— START Data records —

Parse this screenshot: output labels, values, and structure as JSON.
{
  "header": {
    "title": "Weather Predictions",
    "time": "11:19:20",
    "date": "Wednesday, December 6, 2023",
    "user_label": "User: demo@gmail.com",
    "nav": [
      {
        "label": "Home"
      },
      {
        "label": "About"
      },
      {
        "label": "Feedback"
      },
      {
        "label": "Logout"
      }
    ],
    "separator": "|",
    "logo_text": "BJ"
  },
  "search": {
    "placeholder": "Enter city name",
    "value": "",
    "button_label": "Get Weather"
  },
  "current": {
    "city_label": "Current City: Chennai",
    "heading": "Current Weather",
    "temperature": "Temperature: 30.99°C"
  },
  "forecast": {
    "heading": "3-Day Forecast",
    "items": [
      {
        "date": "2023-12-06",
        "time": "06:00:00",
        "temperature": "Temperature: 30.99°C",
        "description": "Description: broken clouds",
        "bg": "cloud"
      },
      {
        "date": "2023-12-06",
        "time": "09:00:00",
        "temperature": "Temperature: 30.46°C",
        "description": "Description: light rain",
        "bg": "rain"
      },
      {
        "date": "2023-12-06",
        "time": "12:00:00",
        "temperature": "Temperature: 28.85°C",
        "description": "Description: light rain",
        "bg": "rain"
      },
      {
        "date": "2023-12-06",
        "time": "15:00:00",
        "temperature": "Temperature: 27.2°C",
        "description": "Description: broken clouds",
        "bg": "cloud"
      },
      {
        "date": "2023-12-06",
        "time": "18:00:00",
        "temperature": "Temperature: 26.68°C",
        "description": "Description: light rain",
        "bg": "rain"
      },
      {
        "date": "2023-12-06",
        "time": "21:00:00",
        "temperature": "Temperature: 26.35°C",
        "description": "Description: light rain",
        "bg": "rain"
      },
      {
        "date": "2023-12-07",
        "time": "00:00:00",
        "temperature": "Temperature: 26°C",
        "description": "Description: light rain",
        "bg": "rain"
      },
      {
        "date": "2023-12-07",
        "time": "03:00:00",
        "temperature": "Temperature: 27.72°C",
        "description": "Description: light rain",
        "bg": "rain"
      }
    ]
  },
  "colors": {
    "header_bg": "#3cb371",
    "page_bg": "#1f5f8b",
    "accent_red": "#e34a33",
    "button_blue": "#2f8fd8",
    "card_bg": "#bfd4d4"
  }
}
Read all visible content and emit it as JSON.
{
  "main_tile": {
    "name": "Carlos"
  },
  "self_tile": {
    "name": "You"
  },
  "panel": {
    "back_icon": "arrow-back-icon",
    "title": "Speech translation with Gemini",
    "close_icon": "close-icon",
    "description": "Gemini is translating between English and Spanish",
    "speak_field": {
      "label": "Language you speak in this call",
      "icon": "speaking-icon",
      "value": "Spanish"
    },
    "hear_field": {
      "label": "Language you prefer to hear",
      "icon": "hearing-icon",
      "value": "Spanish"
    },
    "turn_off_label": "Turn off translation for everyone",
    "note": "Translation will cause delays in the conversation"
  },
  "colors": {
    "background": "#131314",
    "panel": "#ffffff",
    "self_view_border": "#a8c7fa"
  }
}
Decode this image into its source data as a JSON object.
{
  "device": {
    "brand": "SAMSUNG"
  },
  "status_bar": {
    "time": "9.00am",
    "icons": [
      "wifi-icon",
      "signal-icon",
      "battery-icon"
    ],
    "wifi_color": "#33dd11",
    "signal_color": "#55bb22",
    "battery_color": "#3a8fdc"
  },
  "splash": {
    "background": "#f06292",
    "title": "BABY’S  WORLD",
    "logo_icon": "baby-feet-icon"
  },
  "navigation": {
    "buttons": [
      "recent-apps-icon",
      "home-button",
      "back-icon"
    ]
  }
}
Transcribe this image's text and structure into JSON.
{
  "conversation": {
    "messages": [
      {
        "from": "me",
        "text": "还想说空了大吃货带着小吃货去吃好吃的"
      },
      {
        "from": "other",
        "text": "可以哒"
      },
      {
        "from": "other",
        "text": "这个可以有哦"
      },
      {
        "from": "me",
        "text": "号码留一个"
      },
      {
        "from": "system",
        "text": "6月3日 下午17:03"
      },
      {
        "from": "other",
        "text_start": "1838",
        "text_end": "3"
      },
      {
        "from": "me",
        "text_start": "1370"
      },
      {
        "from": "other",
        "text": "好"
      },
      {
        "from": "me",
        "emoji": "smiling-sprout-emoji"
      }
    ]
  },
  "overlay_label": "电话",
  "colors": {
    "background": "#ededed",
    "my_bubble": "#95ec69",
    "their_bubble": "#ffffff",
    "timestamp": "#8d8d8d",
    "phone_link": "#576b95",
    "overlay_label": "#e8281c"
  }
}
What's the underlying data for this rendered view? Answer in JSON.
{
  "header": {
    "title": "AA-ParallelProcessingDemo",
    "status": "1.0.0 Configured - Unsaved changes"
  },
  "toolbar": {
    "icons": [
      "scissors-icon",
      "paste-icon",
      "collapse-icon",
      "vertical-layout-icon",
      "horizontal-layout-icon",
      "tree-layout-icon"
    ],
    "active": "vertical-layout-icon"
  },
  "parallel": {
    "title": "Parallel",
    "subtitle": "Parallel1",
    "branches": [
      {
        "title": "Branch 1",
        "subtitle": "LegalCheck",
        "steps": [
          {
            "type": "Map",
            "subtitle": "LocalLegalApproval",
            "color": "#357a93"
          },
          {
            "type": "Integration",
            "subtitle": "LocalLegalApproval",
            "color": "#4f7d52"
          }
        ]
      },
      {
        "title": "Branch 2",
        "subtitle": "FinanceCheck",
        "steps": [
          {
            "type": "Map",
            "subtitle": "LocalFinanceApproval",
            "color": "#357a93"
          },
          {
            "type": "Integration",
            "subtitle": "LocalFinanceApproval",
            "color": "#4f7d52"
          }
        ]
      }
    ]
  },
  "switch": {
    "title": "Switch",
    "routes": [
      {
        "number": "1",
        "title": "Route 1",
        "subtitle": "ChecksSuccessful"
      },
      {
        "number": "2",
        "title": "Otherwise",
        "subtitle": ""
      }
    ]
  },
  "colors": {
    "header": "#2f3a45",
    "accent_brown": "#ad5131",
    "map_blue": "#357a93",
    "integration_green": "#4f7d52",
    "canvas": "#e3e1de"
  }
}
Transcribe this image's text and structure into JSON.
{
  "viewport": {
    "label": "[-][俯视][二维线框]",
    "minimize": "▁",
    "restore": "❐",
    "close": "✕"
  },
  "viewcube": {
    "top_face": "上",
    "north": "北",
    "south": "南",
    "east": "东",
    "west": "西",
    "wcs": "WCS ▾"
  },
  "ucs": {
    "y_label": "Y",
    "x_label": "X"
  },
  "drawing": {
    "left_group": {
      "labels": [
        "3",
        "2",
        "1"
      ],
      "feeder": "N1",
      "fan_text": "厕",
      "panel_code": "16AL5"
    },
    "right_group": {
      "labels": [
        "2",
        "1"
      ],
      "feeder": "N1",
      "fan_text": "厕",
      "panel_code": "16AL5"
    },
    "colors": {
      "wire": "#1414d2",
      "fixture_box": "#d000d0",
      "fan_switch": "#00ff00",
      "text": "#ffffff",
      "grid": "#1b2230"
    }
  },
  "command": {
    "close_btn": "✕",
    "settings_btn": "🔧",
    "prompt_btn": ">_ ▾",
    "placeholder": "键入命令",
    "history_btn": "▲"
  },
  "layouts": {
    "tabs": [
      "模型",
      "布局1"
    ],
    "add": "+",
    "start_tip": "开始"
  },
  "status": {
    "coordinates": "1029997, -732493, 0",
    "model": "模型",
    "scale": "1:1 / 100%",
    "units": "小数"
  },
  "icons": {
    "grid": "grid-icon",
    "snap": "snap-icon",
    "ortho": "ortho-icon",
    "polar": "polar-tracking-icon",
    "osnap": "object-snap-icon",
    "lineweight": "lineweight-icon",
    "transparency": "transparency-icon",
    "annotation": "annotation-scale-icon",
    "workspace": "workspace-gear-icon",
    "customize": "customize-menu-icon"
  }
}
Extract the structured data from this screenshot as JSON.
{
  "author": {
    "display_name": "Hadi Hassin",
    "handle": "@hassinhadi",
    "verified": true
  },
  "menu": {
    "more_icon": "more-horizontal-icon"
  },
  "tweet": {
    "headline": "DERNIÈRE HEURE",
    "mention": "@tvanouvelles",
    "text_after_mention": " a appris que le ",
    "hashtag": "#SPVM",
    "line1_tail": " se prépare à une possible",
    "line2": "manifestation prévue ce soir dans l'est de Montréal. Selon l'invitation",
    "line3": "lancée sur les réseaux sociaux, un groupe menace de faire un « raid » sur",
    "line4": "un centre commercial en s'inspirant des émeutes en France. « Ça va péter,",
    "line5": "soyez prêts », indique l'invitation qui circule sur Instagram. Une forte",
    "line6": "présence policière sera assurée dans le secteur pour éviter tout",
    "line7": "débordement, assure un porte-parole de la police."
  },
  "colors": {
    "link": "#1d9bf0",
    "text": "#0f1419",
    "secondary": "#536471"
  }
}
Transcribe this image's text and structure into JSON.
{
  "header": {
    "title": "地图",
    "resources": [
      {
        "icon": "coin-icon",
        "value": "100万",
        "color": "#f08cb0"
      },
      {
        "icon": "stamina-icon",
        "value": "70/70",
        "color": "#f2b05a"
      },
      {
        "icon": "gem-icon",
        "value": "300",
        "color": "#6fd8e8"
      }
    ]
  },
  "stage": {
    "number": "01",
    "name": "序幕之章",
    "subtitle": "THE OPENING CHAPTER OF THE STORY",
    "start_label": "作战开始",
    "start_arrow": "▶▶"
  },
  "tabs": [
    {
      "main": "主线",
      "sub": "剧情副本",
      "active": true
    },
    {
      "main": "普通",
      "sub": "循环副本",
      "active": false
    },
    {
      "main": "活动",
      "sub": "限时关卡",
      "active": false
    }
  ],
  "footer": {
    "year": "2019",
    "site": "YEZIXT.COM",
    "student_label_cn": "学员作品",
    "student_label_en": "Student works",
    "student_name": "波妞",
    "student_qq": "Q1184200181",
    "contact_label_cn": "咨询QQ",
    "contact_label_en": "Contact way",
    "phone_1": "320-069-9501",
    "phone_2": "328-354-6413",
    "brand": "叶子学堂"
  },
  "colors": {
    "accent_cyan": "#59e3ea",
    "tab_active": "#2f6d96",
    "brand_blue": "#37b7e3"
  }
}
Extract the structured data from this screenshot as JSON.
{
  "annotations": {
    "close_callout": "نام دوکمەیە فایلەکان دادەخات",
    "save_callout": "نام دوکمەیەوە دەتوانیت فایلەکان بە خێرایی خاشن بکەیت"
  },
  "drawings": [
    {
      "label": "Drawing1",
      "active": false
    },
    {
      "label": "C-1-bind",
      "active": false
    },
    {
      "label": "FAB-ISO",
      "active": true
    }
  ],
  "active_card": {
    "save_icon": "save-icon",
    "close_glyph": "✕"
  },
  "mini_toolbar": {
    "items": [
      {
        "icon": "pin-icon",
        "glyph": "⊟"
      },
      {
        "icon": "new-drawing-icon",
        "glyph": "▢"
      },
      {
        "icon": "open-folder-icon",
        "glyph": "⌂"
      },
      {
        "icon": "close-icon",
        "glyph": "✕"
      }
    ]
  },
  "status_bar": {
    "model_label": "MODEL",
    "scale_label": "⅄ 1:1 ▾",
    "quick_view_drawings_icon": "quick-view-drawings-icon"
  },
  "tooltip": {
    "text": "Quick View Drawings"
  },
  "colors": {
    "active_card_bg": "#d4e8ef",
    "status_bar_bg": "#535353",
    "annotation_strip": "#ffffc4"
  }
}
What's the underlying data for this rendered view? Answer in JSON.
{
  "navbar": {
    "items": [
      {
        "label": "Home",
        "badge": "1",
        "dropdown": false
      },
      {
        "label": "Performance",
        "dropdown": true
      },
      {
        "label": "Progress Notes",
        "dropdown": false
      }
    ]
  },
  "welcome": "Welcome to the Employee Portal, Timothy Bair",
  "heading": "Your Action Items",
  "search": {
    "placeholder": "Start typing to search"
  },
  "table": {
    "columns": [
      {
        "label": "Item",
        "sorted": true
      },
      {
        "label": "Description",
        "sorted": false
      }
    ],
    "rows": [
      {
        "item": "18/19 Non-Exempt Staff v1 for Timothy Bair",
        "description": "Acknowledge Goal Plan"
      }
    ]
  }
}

— END Data records —

Set exercise -> Return all lines containing "object".

Output for this exercise ->
Decode this image into its source data as a JSON object.
    "osnap": "object-snap-icon",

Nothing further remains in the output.